* SET TASK
Extract the whole listing as it stands. Do not include the pictures.

* GIVEN RECORDS
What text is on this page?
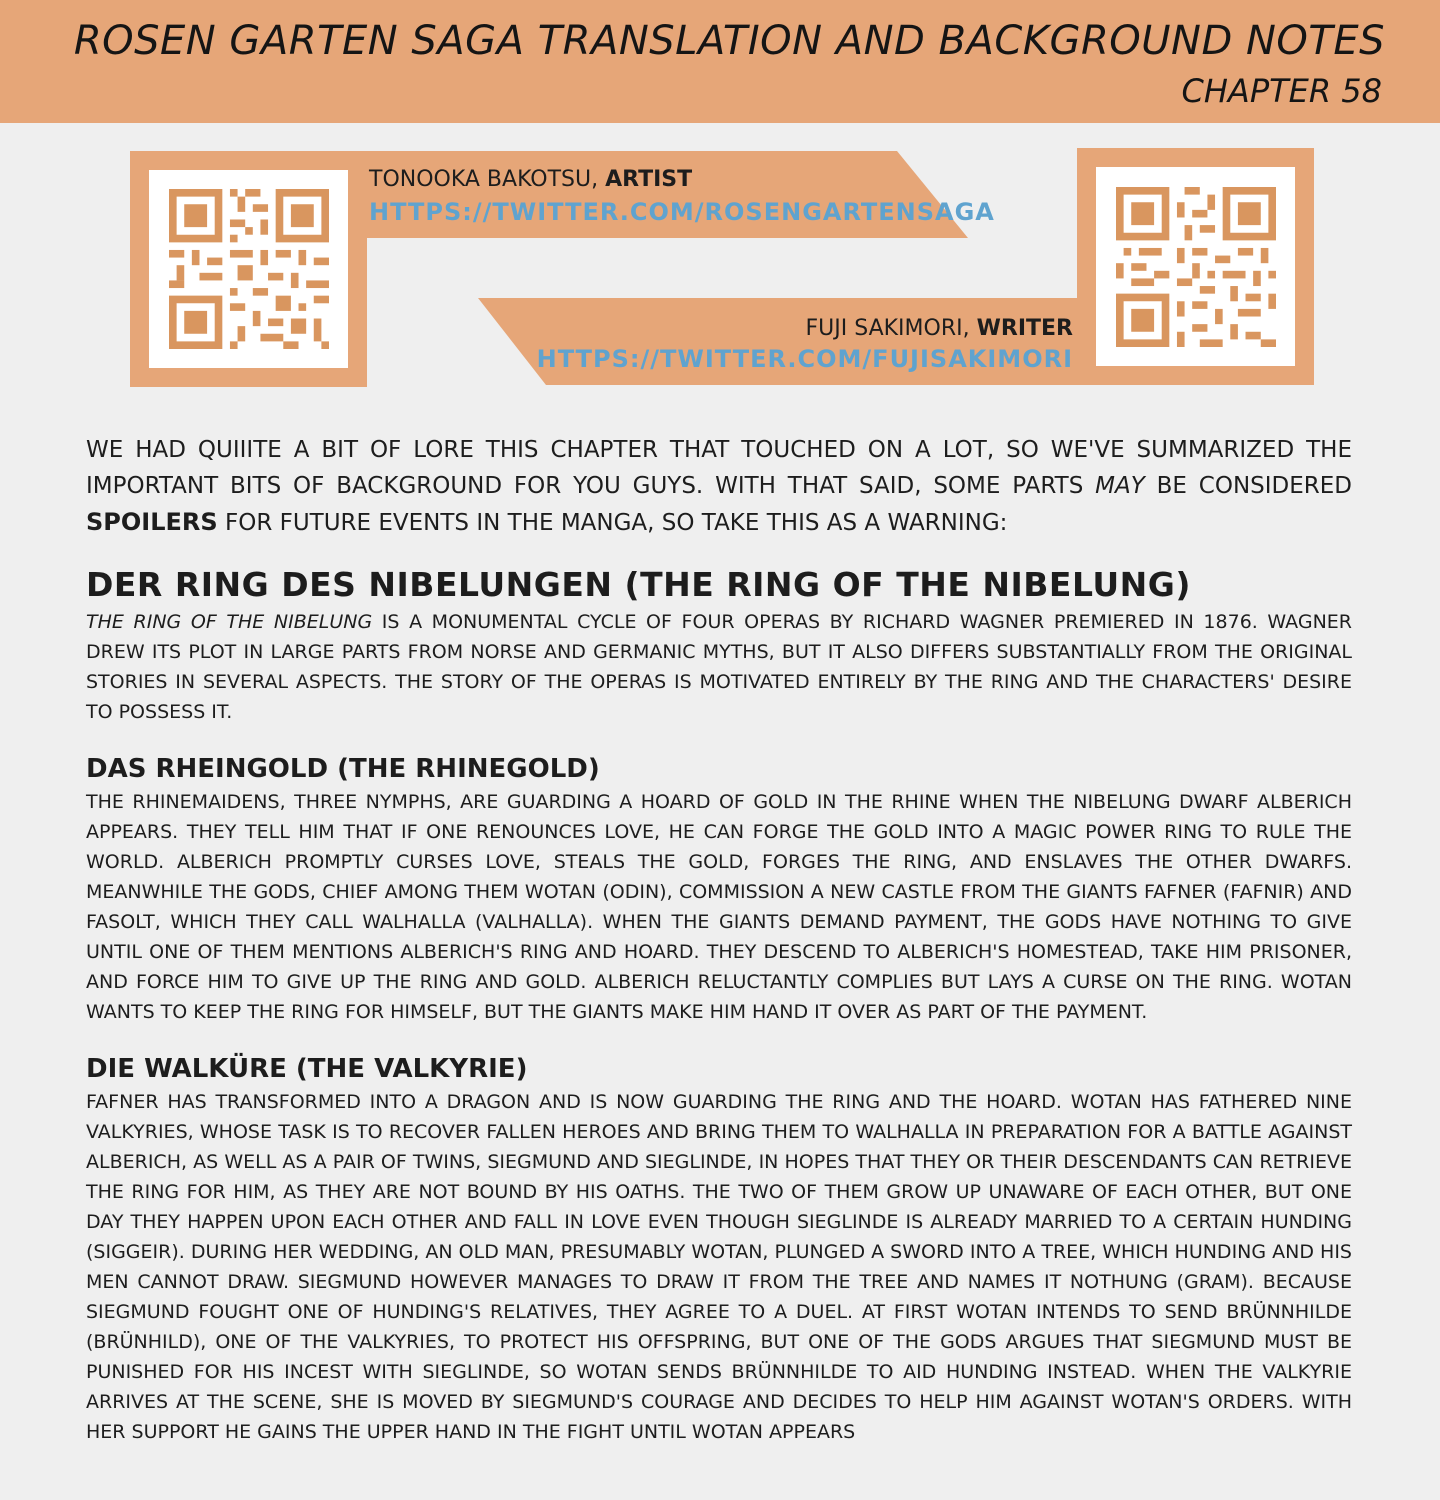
ROSEN GARTEN SAGA TRANSLATION AND BACKGROUND NOTES
CHAPTER 58
TONOOKA BAKOTSU, ARTIST
HTTPS://TWITTER.COM/ROSENGARTENSAGA
FUJI SAKIMORI, WRITER
HTTPS://TWITTER.COM/FUJISAKIMORI

WE HAD QUIIITE A BIT OF LORE THIS CHAPTER THAT TOUCHED ON A LOT, SO WE'VE SUMMARIZED THE IMPORTANT BITS OF BACKGROUND FOR YOU GUYS. WITH THAT SAID, SOME PARTS MAY BE CONSIDERED SPOILERS FOR FUTURE EVENTS IN THE MANGA, SO TAKE THIS AS A WARNING:

DER RING DES NIBELUNGEN (THE RING OF THE NIBELUNG)

THE RING OF THE NIBELUNG IS A MONUMENTAL CYCLE OF FOUR OPERAS BY RICHARD WAGNER PREMIERED IN 1876. WAGNER DREW ITS PLOT IN LARGE PARTS FROM NORSE AND GERMANIC MYTHS, BUT IT ALSO DIFFERS SUBSTANTIALLY FROM THE ORIGINAL STORIES IN SEVERAL ASPECTS. THE STORY OF THE OPERAS IS MOTIVATED ENTIRELY BY THE RING AND THE CHARACTERS' DESIRE TO POSSESS IT.

DAS RHEINGOLD (THE RHINEGOLD)

THE RHINEMAIDENS, THREE NYMPHS, ARE GUARDING A HOARD OF GOLD IN THE RHINE WHEN THE NIBELUNG DWARF ALBERICH APPEARS. THEY TELL HIM THAT IF ONE RENOUNCES LOVE, HE CAN FORGE THE GOLD INTO A MAGIC POWER RING TO RULE THE WORLD. ALBERICH PROMPTLY CURSES LOVE, STEALS THE GOLD, FORGES THE RING, AND ENSLAVES THE OTHER DWARFS. MEANWHILE THE GODS, CHIEF AMONG THEM WOTAN (ODIN), COMMISSION A NEW CASTLE FROM THE GIANTS FAFNER (FAFNIR) AND FASOLT, WHICH THEY CALL WALHALLA (VALHALLA). WHEN THE GIANTS DEMAND PAYMENT, THE GODS HAVE NOTHING TO GIVE UNTIL ONE OF THEM MENTIONS ALBERICH'S RING AND HOARD. THEY DESCEND TO ALBERICH'S HOMESTEAD, TAKE HIM PRISONER, AND FORCE HIM TO GIVE UP THE RING AND GOLD. ALBERICH RELUCTANTLY COMPLIES BUT LAYS A CURSE ON THE RING. WOTAN WANTS TO KEEP THE RING FOR HIMSELF, BUT THE GIANTS MAKE HIM HAND IT OVER AS PART OF THE PAYMENT.

DIE WALKÜRE (THE VALKYRIE)

FAFNER HAS TRANSFORMED INTO A DRAGON AND IS NOW GUARDING THE RING AND THE HOARD. WOTAN HAS FATHERED NINE VALKYRIES, WHOSE TASK IS TO RECOVER FALLEN HEROES AND BRING THEM TO WALHALLA IN PREPARATION FOR A BATTLE AGAINST ALBERICH, AS WELL AS A PAIR OF TWINS, SIEGMUND AND SIEGLINDE, IN HOPES THAT THEY OR THEIR DESCENDANTS CAN RETRIEVE THE RING FOR HIM, AS THEY ARE NOT BOUND BY HIS OATHS. THE TWO OF THEM GROW UP UNAWARE OF EACH OTHER, BUT ONE DAY THEY HAPPEN UPON EACH OTHER AND FALL IN LOVE EVEN THOUGH SIEGLINDE IS ALREADY MARRIED TO A CERTAIN HUNDING (SIGGEIR). DURING HER WEDDING, AN OLD MAN, PRESUMABLY WOTAN, PLUNGED A SWORD INTO A TREE, WHICH HUNDING AND HIS MEN CANNOT DRAW. SIEGMUND HOWEVER MANAGES TO DRAW IT FROM THE TREE AND NAMES IT NOTHUNG (GRAM). BECAUSE SIEGMUND FOUGHT ONE OF HUNDING'S RELATIVES, THEY AGREE TO A DUEL. AT FIRST WOTAN INTENDS TO SEND BRÜNNHILDE (BRÜNHILD), ONE OF THE VALKYRIES, TO PROTECT HIS OFFSPRING, BUT ONE OF THE GODS ARGUES THAT SIEGMUND MUST BE PUNISHED FOR HIS INCEST WITH SIEGLINDE, SO WOTAN SENDS BRÜNNHILDE TO AID HUNDING INSTEAD. WHEN THE VALKYRIE ARRIVES AT THE SCENE, SHE IS MOVED BY SIEGMUND'S COURAGE AND DECIDES TO HELP HIM AGAINST WOTAN'S ORDERS. WITH HER SUPPORT HE GAINS THE UPPER HAND IN THE FIGHT UNTIL WOTAN APPEARS
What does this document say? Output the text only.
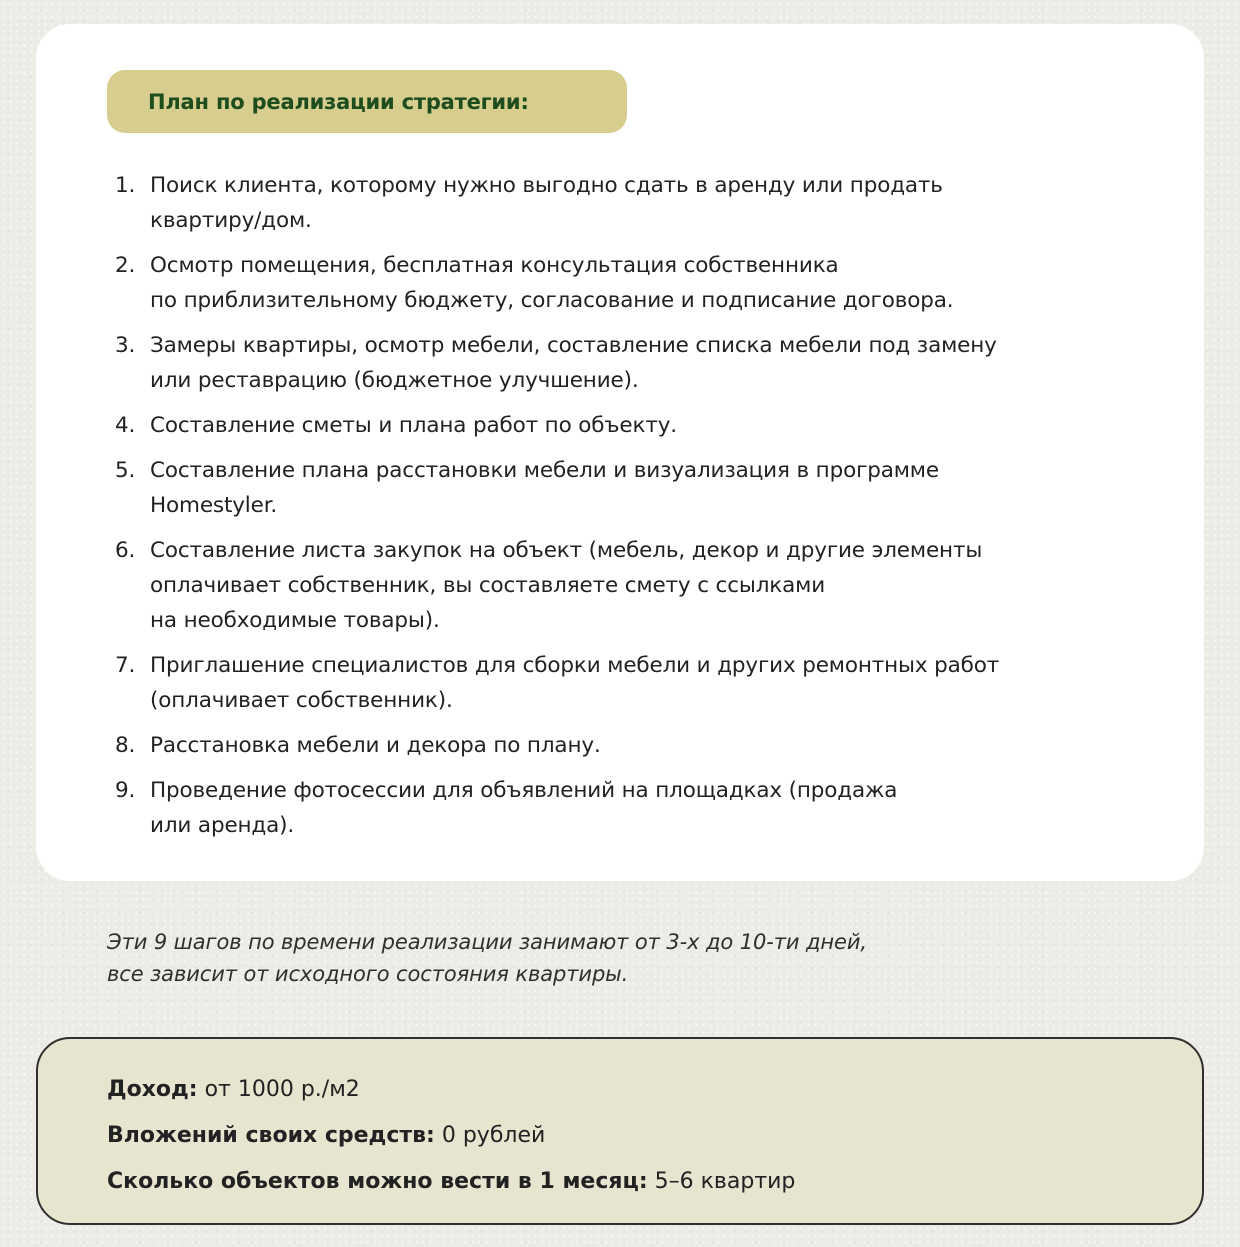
План по реализации стратегии:
1. Поиск клиента, которому нужно выгодно сдать в аренду или продать
квартиру/дом.
2. Осмотр помещения, бесплатная консультация собственника
по приблизительному бюджету, согласование и подписание договора.
3. Замеры квартиры, осмотр мебели, составление списка мебели под замену
или реставрацию (бюджетное улучшение).
4. Составление сметы и плана работ по объекту.
5. Составление плана расстановки мебели и визуализация в программе
Homestyler.
6. Составление листа закупок на объект (мебель, декор и другие элементы
оплачивает собственник, вы составляете смету с ссылками
на необходимые товары).
7. Приглашение специалистов для сборки мебели и других ремонтных работ
(оплачивает собственник).
8. Расстановка мебели и декора по плану.
9. Проведение фотосессии для объявлений на площадках (продажа
или аренда).

Эти 9 шагов по времени реализации занимают от 3-х до 10-ти дней,

все зависит от исходного состояния квартиры.

Доход: от 1000 р./м2
Вложений своих средств: 0 рублей
Сколько объектов можно вести в 1 месяц: 5–6 квартир
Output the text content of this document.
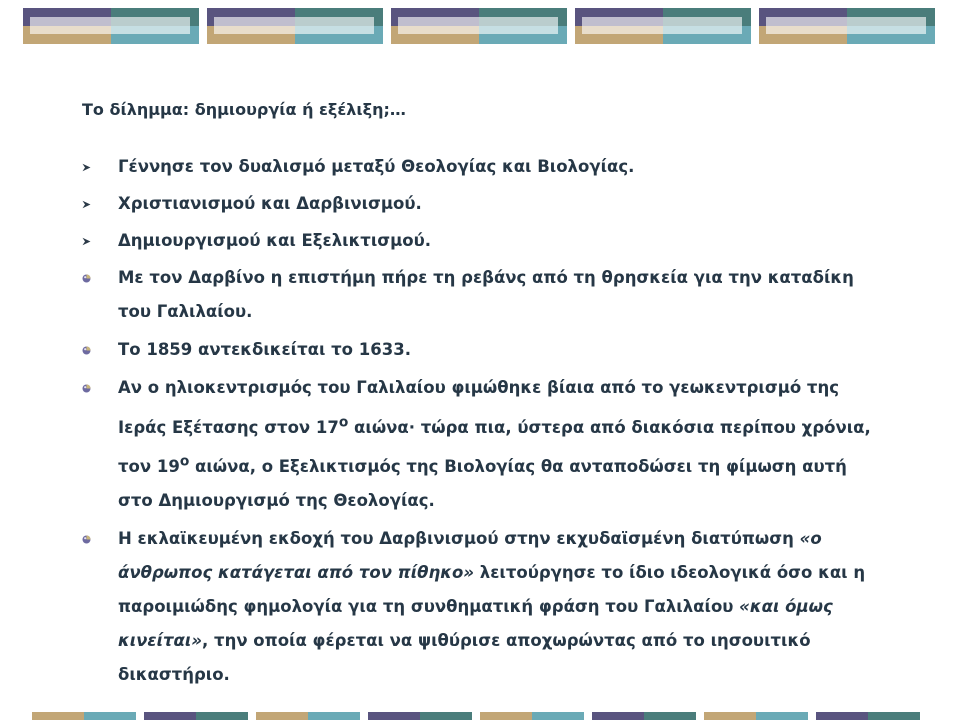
Το δίλημμα: δημιουργία ή εξέλιξη;…
Γέννησε τον δυαλισμό μεταξύ Θεολογίας και Βιολογίας.
Χριστιανισμού και Δαρβινισμού.
Δημιουργισμού και Εξελικτισμού.
Με τον Δαρβίνο η επιστήμη πήρε τη ρεβάνς από τη θρησκεία για την καταδίκη του Γαλιλαίου.
Το 1859 αντεκδικείται το 1633.
Αν ο ηλιοκεντρισμός του Γαλιλαίου φιμώθηκε βίαια από το γεωκεντρισμό της Ιεράς Εξέτασης στον $17^o$ αιώνα· τώρα πια, ύστερα από διακόσια περίπου χρόνια, τον $19^o$ αιώνα, ο Εξελικτισμός της Βιολογίας θα ανταποδώσει τη φίμωση αυτή στο Δημιουργισμό της Θεολογίας.
Η εκλαϊκευμένη εκδοχή του Δαρβινισμού στην εκχυδαϊσμένη διατύπωση «ο άνθρωπος κατάγεται από τον πίθηκο» λειτούργησε το ίδιο ιδεολογικά όσο και η παροιμιώδης φημολογία για τη συνθηματική φράση του Γαλιλαίου «και όμως κινείται», την οποία φέρεται να ψιθύρισε αποχωρώντας από το ιησουιτικό δικαστήριο.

* SOLUTION TO THIS EXERCISE
What text is on this page?
ROSEN GARTEN SAGA TRANSLATION AND BACKGROUND NOTES
CHAPTER 58
TONOOKA BAKOTSU, ARTIST
HTTPS://TWITTER.COM/ROSENGARTENSAGA
FUJI SAKIMORI, WRITER
HTTPS://TWITTER.COM/FUJISAKIMORI

WE HAD QUIIITE A BIT OF LORE THIS CHAPTER THAT TOUCHED ON A LOT, SO WE'VE SUMMARIZED THE IMPORTANT BITS OF BACKGROUND FOR YOU GUYS. WITH THAT SAID, SOME PARTS MAY BE CONSIDERED SPOILERS FOR FUTURE EVENTS IN THE MANGA, SO TAKE THIS AS A WARNING:

DER RING DES NIBELUNGEN (THE RING OF THE NIBELUNG)

THE RING OF THE NIBELUNG IS A MONUMENTAL CYCLE OF FOUR OPERAS BY RICHARD WAGNER PREMIERED IN 1876. WAGNER DREW ITS PLOT IN LARGE PARTS FROM NORSE AND GERMANIC MYTHS, BUT IT ALSO DIFFERS SUBSTANTIALLY FROM THE ORIGINAL STORIES IN SEVERAL ASPECTS. THE STORY OF THE OPERAS IS MOTIVATED ENTIRELY BY THE RING AND THE CHARACTERS' DESIRE TO POSSESS IT.

DAS RHEINGOLD (THE RHINEGOLD)

THE RHINEMAIDENS, THREE NYMPHS, ARE GUARDING A HOARD OF GOLD IN THE RHINE WHEN THE NIBELUNG DWARF ALBERICH APPEARS. THEY TELL HIM THAT IF ONE RENOUNCES LOVE, HE CAN FORGE THE GOLD INTO A MAGIC POWER RING TO RULE THE WORLD. ALBERICH PROMPTLY CURSES LOVE, STEALS THE GOLD, FORGES THE RING, AND ENSLAVES THE OTHER DWARFS. MEANWHILE THE GODS, CHIEF AMONG THEM WOTAN (ODIN), COMMISSION A NEW CASTLE FROM THE GIANTS FAFNER (FAFNIR) AND FASOLT, WHICH THEY CALL WALHALLA (VALHALLA). WHEN THE GIANTS DEMAND PAYMENT, THE GODS HAVE NOTHING TO GIVE UNTIL ONE OF THEM MENTIONS ALBERICH'S RING AND HOARD. THEY DESCEND TO ALBERICH'S HOMESTEAD, TAKE HIM PRISONER, AND FORCE HIM TO GIVE UP THE RING AND GOLD. ALBERICH RELUCTANTLY COMPLIES BUT LAYS A CURSE ON THE RING. WOTAN WANTS TO KEEP THE RING FOR HIMSELF, BUT THE GIANTS MAKE HIM HAND IT OVER AS PART OF THE PAYMENT.

DIE WALKÜRE (THE VALKYRIE)

FAFNER HAS TRANSFORMED INTO A DRAGON AND IS NOW GUARDING THE RING AND THE HOARD. WOTAN HAS FATHERED NINE VALKYRIES, WHOSE TASK IS TO RECOVER FALLEN HEROES AND BRING THEM TO WALHALLA IN PREPARATION FOR A BATTLE AGAINST ALBERICH, AS WELL AS A PAIR OF TWINS, SIEGMUND AND SIEGLINDE, IN HOPES THAT THEY OR THEIR DESCENDANTS CAN RETRIEVE THE RING FOR HIM, AS THEY ARE NOT BOUND BY HIS OATHS. THE TWO OF THEM GROW UP UNAWARE OF EACH OTHER, BUT ONE DAY THEY HAPPEN UPON EACH OTHER AND FALL IN LOVE EVEN THOUGH SIEGLINDE IS ALREADY MARRIED TO A CERTAIN HUNDING (SIGGEIR). DURING HER WEDDING, AN OLD MAN, PRESUMABLY WOTAN, PLUNGED A SWORD INTO A TREE, WHICH HUNDING AND HIS MEN CANNOT DRAW. SIEGMUND HOWEVER MANAGES TO DRAW IT FROM THE TREE AND NAMES IT NOTHUNG (GRAM). BECAUSE SIEGMUND FOUGHT ONE OF HUNDING'S RELATIVES, THEY AGREE TO A DUEL. AT FIRST WOTAN INTENDS TO SEND BRÜNNHILDE (BRÜNHILD), ONE OF THE VALKYRIES, TO PROTECT HIS OFFSPRING, BUT ONE OF THE GODS ARGUES THAT SIEGMUND MUST BE PUNISHED FOR HIS INCEST WITH SIEGLINDE, SO WOTAN SENDS BRÜNNHILDE TO AID HUNDING INSTEAD. WHEN THE VALKYRIE ARRIVES AT THE SCENE, SHE IS MOVED BY SIEGMUND'S COURAGE AND DECIDES TO HELP HIM AGAINST WOTAN'S ORDERS. WITH HER SUPPORT HE GAINS THE UPPER HAND IN THE FIGHT UNTIL WOTAN APPEARS
What does this document say? Output the text only.
План по реализации стратегии:
1. Поиск клиента, которому нужно выгодно сдать в аренду или продать
квартиру/дом.
2. Осмотр помещения, бесплатная консультация собственника
по приблизительному бюджету, согласование и подписание договора.
3. Замеры квартиры, осмотр мебели, составление списка мебели под замену
или реставрацию (бюджетное улучшение).
4. Составление сметы и плана работ по объекту.
5. Составление плана расстановки мебели и визуализация в программе
Homestyler.
6. Составление листа закупок на объект (мебель, декор и другие элементы
оплачивает собственник, вы составляете смету с ссылками
на необходимые товары).
7. Приглашение специалистов для сборки мебели и других ремонтных работ
(оплачивает собственник).
8. Расстановка мебели и декора по плану.
9. Проведение фотосессии для объявлений на площадках (продажа
или аренда).

Эти 9 шагов по времени реализации занимают от 3-х до 10-ти дней,

все зависит от исходного состояния квартиры.

Доход: от 1000 р./м2
Вложений своих средств: 0 рублей
Сколько объектов можно вести в 1 месяц: 5–6 квартир
Output the text content of this document.
Το δίλημμα: δημιουργία ή εξέλιξη;…
Γέννησε τον δυαλισμό μεταξύ Θεολογίας και Βιολογίας.
Χριστιανισμού και Δαρβινισμού.
Δημιουργισμού και Εξελικτισμού.
Με τον Δαρβίνο η επιστήμη πήρε τη ρεβάνς από τη θρησκεία για την καταδίκη του Γαλιλαίου.
Το 1859 αντεκδικείται το 1633.
Αν ο ηλιοκεντρισμός του Γαλιλαίου φιμώθηκε βίαια από το γεωκεντρισμό της Ιεράς Εξέτασης στον $17^o$ αιώνα· τώρα πια, ύστερα από διακόσια περίπου χρόνια, τον $19^o$ αιώνα, ο Εξελικτισμός της Βιολογίας θα ανταποδώσει τη φίμωση αυτή στο Δημιουργισμό της Θεολογίας.
Η εκλαϊκευμένη εκδοχή του Δαρβινισμού στην εκχυδαϊσμένη διατύπωση «ο άνθρωπος κατάγεται από τον πίθηκο» λειτούργησε το ίδιο ιδεολογικά όσο και η παροιμιώδης φημολογία για τη συνθηματική φράση του Γαλιλαίου «και όμως κινείται», την οποία φέρεται να ψιθύρισε αποχωρώντας από το ιησουιτικό δικαστήριο.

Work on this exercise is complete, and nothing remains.